▸ Exercise set
1 – How would you put this sentence from the Baghdad mosque bombing report into Spanish: "The channel announced 79 people were killed and another 164 wounded in the blasts."?
2 – Could you carry on the news report about the Baghdad mosque bombing, picking up after its final sentence?

▸ Document segment

** START **

/ 7 April 2006

Triple Baghdad suicide bombing kills 79

Three suicide bombers, two of them disguised as women, killed at least 79 people and wounded 164 as worshippers left a popular Baghdad Shi’ite mosque after weekly Friday prayers.

The blasts marked the second major attack on Iraq’s majority community in as many days and took place outside northern Baghdad’s Baratha mosque.

The mosque’s imam, or prayer leader, Sheikh Jalaluddin al-Saghir, is an MP with the Shi’ite United Iraqi Alliance, the largest bloc in the Iraqi Parliament.

Immediately after the attack, Iraqi authorities appealed on state television for blood donations. The channel announced 79 people were killed and another 164 wounded in the blasts.

”At least two of the bombers were dressed as women and blew themselves up inside the mosque complex,” a security official said.

An Agence France-Presse photographer at the scene said ”a woman dressed in a traditional abaya [head-to-toe robe] blew herself up at the entrance of the mosque as worshippers were stepping out.”

The bombers left behind a ”sea of blood”, he said.

** END **

▸ Stored data
** START **

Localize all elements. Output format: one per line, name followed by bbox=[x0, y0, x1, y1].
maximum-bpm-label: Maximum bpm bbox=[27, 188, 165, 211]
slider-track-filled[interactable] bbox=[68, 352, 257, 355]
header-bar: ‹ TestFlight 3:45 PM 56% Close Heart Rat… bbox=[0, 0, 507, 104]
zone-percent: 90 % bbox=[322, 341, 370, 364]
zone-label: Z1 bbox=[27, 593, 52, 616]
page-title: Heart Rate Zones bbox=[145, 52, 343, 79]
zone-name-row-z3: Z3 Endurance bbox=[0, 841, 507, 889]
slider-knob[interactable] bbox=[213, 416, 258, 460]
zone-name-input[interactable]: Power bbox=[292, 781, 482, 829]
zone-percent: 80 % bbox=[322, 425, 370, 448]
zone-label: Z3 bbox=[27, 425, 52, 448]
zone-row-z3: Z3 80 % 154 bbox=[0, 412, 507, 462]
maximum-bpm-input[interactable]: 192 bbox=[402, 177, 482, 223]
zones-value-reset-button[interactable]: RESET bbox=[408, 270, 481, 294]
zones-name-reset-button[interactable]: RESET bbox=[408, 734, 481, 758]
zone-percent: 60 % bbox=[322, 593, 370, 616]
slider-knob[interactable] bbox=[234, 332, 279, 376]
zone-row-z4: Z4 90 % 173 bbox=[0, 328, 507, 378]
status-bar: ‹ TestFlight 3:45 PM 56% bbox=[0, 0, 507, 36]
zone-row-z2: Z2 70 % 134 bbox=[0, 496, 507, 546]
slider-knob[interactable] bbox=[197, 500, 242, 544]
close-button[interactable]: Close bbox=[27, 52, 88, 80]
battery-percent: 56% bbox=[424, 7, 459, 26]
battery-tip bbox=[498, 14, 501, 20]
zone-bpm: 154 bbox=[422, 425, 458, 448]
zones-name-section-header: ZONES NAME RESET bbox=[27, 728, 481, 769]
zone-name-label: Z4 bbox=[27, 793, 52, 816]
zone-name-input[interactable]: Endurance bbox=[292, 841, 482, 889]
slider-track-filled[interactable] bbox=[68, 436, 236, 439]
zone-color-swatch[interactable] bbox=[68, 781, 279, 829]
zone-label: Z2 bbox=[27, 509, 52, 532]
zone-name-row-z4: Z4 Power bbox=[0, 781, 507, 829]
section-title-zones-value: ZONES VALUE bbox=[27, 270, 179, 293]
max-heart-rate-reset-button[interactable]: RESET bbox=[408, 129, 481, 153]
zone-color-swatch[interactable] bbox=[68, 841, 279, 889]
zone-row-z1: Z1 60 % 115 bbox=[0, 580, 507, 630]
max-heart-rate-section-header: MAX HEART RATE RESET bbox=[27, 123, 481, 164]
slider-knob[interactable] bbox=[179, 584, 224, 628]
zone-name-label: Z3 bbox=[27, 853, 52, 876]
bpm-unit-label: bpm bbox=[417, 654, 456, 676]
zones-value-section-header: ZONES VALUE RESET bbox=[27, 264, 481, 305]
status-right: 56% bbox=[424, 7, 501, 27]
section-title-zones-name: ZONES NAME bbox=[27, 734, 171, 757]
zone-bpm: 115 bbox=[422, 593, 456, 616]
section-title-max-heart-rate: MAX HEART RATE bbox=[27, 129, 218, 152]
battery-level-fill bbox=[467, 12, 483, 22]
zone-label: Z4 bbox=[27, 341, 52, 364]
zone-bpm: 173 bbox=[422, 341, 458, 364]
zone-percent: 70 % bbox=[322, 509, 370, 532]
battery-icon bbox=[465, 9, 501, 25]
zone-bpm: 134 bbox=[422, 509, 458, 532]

** END **

▸ Answers to the exercise
1 – El canal anunció que 79 personas murieron y otras 164 resultaron heridas en las explosiones.

2 –
Saghir said he believed that one of the bombers blew himself up by the security post at the mosque’s female section, causing a panic that allowed ”the two other terrorists to penetrate the mosque”.

Saghir added that one of the other two bombers ”went towards my private office and one was in the mosque’s main prayer hall and they blew themselves up amid the crowds”.

Saghir’s mosque packs thousands of worshippers every Friday. The cleric is known for his fiery sermons promulgating the rights of Iraq’s Shi’ites.

”This is a filthy war against the Shi’ites,” Saghir told the Dubai-based al-Arabiya satellite channel.

He blamed newspapers close to the ousted Sunni elite for provoking the attack by waging ”a campaign defaming our mosque, saying that some Sunnis were detained in the mosque”.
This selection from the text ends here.